→ **Task instructions**: Can you print the data exactly and leave out each image?

-- BEGIN Working data --

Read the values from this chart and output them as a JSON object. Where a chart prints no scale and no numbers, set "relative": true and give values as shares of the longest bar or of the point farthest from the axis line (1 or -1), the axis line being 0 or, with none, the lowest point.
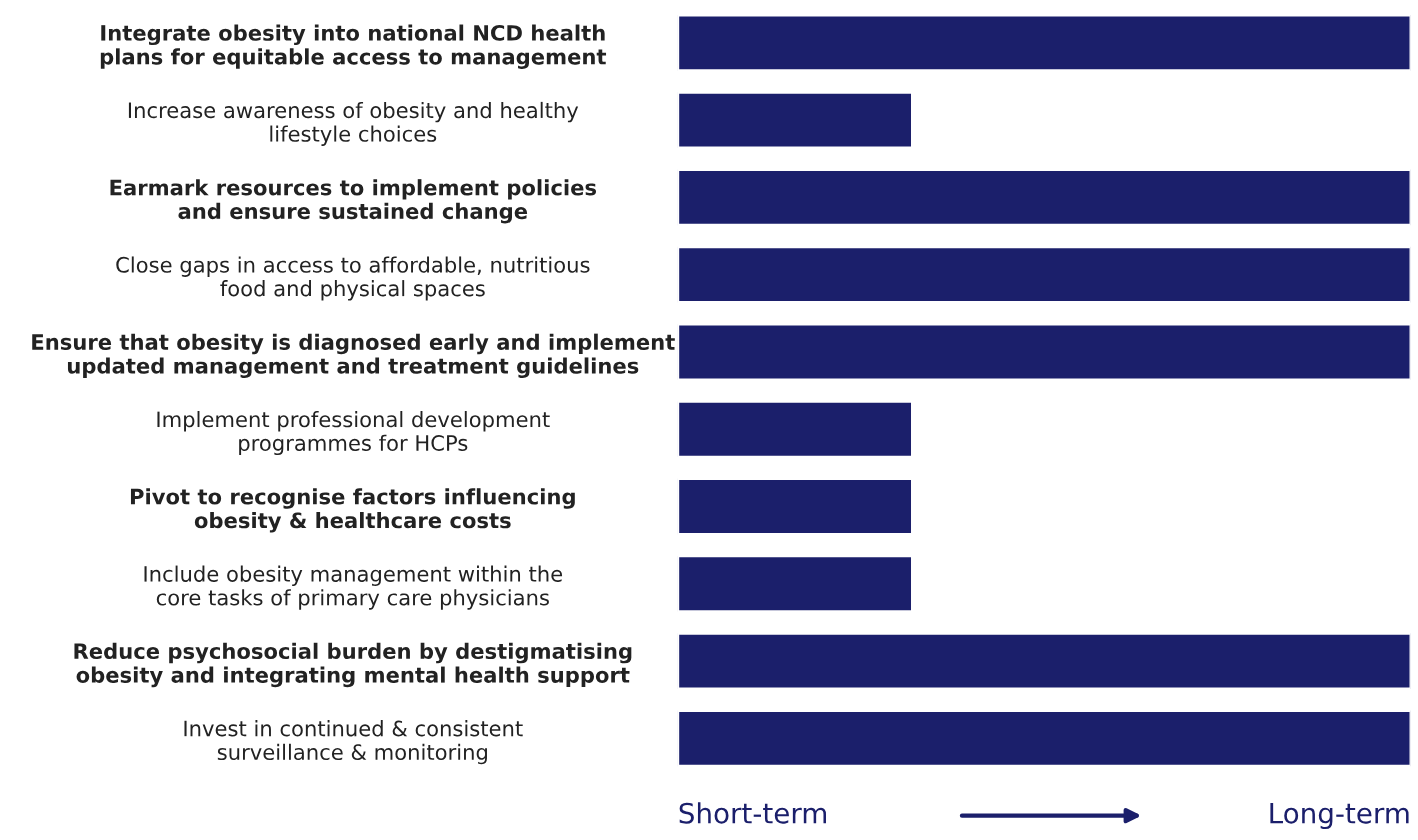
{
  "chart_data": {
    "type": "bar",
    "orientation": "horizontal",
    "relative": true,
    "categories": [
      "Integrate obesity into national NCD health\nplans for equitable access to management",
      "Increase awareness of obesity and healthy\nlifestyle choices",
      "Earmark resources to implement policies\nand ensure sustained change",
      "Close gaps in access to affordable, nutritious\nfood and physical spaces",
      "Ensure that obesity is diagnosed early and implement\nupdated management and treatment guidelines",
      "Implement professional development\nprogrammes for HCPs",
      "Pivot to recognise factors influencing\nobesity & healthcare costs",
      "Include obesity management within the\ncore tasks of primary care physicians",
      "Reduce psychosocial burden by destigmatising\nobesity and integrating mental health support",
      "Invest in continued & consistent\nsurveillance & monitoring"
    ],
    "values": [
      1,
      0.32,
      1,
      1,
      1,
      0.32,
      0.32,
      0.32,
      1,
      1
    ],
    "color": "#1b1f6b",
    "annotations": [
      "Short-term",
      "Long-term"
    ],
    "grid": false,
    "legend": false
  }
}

-- END Working data --

→ **Answer to the exercise**:
Read the values from this chart and output them as a JSON object. Where a chart prints no scale and no numbers, set "relative": true and give values as shares of the longest bar or of the point farthest from the axis line (1 or -1), the axis line being 0 or, with none, the lowest point.
{
  "chart_data": {
    "type": "bar",
    "orientation": "horizontal",
    "relative": true,
    "categories": [
      "Integrate obesity into national NCD health\nplans for equitable access to management",
      "Increase awareness of obesity and healthy\nlifestyle choices",
      "Earmark resources to implement policies\nand ensure sustained change",
      "Close gaps in access to affordable, nutritious\nfood and physical spaces",
      "Ensure that obesity is diagnosed early and implement\nupdated management and treatment guidelines",
      "Implement professional development\nprogrammes for HCPs",
      "Pivot to recognise factors influencing\nobesity & healthcare costs",
      "Include obesity management within the\ncore tasks of primary care physicians",
      "Reduce psychosocial burden by destigmatising\nobesity and integrating mental health support",
      "Invest in continued & consistent\nsurveillance & monitoring"
    ],
    "values": [
      1,
      0.32,
      1,
      1,
      1,
      0.32,
      0.32,
      0.32,
      1,
      1
    ],
    "color": "#1b1f6b",
    "annotations": [
      "Short-term",
      "Long-term"
    ],
    "grid": false,
    "legend": false
  }
}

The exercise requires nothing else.